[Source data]

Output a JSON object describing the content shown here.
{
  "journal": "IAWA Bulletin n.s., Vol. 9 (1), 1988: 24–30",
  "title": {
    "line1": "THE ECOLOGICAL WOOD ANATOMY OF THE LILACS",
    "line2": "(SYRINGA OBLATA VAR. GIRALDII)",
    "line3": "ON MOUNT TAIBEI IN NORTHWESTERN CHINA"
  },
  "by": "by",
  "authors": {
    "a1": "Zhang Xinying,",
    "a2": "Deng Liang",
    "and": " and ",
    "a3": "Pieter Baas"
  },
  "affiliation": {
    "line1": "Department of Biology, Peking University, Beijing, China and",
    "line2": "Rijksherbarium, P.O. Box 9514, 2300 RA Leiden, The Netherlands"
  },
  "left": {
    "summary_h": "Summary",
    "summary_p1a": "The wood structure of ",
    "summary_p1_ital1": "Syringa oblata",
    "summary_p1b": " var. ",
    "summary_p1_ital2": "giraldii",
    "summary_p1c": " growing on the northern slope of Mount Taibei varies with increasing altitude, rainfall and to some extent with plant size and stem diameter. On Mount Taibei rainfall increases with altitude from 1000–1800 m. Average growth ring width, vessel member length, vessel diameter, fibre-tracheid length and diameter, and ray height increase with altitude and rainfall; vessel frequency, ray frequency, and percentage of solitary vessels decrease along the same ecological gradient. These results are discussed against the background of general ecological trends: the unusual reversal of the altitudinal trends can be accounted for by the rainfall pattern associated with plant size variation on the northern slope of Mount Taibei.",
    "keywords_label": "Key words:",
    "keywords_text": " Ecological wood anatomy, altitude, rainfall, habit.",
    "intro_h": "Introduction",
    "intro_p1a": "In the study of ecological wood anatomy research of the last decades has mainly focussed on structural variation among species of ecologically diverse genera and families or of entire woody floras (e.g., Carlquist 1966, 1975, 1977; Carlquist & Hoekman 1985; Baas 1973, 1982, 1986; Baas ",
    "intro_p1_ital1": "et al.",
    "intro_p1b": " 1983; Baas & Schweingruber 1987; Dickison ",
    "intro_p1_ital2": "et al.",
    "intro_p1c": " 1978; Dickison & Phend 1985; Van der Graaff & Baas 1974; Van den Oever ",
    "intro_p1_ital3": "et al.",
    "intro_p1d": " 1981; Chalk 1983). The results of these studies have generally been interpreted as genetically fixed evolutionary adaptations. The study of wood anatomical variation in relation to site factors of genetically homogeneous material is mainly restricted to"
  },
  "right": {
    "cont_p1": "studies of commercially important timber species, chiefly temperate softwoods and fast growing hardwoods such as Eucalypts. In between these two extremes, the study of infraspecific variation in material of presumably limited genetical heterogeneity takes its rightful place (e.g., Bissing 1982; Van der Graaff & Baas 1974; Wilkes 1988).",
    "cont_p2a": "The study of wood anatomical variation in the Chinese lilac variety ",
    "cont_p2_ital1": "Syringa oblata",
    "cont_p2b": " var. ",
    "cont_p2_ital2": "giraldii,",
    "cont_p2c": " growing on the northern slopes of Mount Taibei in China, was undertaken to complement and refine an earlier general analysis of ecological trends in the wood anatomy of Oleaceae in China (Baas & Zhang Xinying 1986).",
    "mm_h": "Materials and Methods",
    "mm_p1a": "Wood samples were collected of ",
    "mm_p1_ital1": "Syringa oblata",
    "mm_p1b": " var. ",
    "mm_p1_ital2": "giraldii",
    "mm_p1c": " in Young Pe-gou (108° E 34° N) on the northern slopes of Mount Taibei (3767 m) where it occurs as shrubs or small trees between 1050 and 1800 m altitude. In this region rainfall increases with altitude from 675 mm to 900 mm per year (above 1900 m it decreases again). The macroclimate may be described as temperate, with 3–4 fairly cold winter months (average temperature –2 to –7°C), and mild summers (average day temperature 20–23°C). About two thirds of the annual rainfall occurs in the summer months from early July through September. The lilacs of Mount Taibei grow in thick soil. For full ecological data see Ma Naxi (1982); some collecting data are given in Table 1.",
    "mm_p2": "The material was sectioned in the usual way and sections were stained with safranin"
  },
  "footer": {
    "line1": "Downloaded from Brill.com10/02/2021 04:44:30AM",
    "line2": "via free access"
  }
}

**PROBLEM STATEMENT**
Return each line of the data that contains the string "growing".

**RESPONSE TO THIS TASK**
    "summary_p1c": " growing on the northern slope of Mount Taibei varies with increasing altitude, rainfall and to some extent with plant size and stem diameter. On Mount Taibei rainfall increases with altitude from 1000–1800 m. Average growth ring width, vessel member length, vessel diameter, fibre-tracheid length and diameter, and ray height increase with altitude and rainfall; vessel frequency, ray frequency, and percentage of solitary vessels decrease along the same ecological gradient. These results are discussed against the background of general ecological trends: the unusual reversal of the altitudinal trends can be accounted for by the rainfall pattern associated with plant size variation on the northern slope of Mount Taibei.",
    "cont_p1": "studies of commercially important timber species, chiefly temperate softwoods and fast growing hardwoods such as Eucalypts. In between these two extremes, the study of infraspecific variation in material of presumably limited genetical heterogeneity takes its rightful place (e.g., Bissing 1982; Van der Graaff & Baas 1974; Wilkes 1988).",
    "cont_p2c": " growing on the northern slopes of Mount Taibei in China, was undertaken to complement and refine an earlier general analysis of ecological trends in the wood anatomy of Oleaceae in China (Baas & Zhang Xinying 1986).",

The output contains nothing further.